## START Records provided

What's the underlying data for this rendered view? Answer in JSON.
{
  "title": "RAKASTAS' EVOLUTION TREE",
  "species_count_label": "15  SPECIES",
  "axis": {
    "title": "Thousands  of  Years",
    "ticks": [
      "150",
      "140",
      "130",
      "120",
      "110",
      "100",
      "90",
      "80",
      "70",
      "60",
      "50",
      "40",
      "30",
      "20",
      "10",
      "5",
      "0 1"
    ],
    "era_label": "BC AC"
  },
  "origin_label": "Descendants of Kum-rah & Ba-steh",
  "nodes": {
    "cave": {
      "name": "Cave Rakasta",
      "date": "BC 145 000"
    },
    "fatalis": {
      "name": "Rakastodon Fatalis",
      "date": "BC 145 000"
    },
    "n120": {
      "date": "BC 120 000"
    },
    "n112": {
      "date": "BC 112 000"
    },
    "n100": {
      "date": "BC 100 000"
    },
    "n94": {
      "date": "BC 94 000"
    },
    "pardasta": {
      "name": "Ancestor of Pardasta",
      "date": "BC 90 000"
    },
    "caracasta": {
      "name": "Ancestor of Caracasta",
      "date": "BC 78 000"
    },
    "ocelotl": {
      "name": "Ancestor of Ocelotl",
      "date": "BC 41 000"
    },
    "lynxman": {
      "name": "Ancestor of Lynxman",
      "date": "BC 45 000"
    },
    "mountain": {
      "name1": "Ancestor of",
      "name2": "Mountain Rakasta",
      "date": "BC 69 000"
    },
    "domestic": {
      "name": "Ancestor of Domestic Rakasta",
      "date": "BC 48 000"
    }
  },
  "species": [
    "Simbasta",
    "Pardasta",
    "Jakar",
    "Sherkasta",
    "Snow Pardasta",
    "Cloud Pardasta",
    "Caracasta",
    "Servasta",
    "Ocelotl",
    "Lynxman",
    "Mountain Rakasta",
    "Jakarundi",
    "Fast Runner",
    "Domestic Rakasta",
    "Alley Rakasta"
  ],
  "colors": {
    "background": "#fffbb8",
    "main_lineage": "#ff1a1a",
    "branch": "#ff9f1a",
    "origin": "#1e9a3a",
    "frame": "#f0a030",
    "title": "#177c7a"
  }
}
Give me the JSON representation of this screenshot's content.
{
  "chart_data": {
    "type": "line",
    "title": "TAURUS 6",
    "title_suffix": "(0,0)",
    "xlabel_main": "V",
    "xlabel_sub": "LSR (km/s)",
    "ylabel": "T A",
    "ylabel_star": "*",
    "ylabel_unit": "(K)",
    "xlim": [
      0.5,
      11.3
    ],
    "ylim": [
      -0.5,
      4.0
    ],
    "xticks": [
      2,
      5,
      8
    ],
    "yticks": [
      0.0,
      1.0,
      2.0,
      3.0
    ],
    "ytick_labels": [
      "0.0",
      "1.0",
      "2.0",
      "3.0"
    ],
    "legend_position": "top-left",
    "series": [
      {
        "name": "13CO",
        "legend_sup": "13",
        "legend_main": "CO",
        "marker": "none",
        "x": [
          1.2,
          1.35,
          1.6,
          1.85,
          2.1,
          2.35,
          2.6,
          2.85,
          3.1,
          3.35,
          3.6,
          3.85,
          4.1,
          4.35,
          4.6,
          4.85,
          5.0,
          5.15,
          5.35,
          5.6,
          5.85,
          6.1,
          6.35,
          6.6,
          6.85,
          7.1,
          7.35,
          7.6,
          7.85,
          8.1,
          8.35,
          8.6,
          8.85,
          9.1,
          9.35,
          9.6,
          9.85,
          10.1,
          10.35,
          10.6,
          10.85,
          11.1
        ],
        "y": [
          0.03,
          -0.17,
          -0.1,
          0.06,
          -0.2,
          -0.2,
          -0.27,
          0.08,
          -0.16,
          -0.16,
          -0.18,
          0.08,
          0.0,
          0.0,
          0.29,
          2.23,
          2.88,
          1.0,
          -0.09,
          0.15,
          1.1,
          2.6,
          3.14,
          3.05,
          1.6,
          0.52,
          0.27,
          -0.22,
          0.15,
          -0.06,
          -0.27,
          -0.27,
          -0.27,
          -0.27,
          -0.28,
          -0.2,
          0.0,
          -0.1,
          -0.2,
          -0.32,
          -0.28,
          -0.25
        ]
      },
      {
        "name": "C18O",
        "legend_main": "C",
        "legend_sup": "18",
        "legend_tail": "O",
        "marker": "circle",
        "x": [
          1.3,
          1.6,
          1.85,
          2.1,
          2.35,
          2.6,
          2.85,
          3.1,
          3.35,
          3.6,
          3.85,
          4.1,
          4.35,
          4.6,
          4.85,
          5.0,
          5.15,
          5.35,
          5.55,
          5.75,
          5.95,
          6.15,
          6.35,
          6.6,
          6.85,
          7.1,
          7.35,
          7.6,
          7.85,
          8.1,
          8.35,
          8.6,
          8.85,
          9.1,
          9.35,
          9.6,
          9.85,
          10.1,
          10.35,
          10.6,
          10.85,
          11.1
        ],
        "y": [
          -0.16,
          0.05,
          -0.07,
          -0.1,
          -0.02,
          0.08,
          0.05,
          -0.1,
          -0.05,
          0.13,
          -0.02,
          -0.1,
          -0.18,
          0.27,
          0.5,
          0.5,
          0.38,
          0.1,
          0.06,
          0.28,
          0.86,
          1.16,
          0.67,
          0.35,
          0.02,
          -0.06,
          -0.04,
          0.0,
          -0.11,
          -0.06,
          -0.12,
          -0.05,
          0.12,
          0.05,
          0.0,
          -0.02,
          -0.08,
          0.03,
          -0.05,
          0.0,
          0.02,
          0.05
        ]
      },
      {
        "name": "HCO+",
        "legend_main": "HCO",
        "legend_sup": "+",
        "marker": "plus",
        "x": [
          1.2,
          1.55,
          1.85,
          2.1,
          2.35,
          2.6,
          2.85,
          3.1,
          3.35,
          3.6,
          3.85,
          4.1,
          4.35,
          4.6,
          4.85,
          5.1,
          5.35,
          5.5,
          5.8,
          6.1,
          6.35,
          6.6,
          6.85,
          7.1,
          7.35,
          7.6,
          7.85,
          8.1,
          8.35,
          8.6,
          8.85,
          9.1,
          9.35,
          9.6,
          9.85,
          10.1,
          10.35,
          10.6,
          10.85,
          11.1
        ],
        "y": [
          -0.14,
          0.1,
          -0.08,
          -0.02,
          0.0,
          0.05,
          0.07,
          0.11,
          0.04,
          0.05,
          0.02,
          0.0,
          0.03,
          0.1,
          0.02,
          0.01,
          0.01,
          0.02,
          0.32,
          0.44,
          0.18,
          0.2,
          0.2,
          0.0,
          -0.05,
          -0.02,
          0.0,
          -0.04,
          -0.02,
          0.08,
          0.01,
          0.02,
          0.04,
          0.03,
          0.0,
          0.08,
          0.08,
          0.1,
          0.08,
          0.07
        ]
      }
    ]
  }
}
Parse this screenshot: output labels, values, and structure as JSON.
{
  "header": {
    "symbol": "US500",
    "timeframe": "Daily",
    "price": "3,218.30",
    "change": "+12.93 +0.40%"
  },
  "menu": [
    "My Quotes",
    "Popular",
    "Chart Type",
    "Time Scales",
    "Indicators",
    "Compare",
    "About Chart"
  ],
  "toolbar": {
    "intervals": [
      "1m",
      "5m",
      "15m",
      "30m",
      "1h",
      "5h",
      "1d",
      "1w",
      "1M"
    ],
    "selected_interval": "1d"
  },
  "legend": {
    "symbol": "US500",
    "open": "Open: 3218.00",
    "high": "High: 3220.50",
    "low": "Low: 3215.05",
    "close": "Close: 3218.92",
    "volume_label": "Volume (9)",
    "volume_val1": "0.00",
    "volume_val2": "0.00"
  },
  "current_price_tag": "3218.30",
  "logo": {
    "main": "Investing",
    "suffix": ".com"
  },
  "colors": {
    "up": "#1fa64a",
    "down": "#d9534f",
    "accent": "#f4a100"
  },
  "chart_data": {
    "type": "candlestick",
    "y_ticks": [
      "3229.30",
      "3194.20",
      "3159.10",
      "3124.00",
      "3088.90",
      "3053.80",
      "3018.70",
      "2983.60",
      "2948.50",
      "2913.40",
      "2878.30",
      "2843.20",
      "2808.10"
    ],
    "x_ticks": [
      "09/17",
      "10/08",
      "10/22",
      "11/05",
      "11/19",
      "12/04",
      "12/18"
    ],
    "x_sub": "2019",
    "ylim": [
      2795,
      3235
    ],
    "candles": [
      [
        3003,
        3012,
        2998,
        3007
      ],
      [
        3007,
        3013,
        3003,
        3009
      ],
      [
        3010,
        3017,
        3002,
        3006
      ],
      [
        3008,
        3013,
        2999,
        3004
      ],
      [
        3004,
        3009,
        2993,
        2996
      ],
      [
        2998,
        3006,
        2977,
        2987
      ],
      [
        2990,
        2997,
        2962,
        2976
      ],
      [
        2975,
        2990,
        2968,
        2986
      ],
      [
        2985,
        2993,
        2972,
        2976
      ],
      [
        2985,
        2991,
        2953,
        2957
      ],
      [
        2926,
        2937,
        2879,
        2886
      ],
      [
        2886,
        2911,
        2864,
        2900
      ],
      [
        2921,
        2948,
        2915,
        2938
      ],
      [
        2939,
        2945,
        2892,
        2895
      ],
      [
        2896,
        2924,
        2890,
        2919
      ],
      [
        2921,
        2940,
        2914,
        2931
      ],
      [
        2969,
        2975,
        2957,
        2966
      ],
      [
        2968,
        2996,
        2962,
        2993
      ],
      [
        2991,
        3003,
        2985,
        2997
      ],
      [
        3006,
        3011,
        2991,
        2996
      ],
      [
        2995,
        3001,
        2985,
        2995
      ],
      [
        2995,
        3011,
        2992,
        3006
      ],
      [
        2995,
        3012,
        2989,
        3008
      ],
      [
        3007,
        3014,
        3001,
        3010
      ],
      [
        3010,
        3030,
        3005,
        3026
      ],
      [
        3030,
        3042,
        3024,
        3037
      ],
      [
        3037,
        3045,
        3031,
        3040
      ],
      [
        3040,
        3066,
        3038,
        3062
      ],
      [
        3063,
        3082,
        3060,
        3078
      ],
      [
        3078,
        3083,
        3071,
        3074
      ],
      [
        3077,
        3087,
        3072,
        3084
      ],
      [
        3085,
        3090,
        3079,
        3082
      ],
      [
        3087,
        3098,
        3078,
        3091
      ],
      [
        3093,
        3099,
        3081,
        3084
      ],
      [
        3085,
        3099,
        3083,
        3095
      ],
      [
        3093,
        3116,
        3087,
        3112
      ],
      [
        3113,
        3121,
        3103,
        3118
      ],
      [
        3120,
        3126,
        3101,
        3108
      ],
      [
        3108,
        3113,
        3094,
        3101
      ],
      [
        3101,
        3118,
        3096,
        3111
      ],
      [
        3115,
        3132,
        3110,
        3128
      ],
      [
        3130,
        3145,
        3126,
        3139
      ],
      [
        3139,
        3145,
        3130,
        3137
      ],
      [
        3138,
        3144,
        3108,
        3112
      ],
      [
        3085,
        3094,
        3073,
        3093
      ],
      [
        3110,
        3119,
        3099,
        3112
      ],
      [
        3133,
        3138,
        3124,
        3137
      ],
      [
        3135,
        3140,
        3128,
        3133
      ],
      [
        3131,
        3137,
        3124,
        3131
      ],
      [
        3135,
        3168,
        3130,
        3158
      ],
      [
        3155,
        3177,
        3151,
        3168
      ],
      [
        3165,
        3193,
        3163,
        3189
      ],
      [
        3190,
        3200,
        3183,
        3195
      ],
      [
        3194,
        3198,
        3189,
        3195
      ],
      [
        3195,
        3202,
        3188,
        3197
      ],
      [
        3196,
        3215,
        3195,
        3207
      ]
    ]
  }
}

## END Records provided

Copy out all lines that carry the word "this".

**Response below**:
What's the underlying data for this rendered view? Answer in JSON.
Give me the JSON representation of this screenshot's content.
Parse this screenshot: output labels, values, and structure as JSON.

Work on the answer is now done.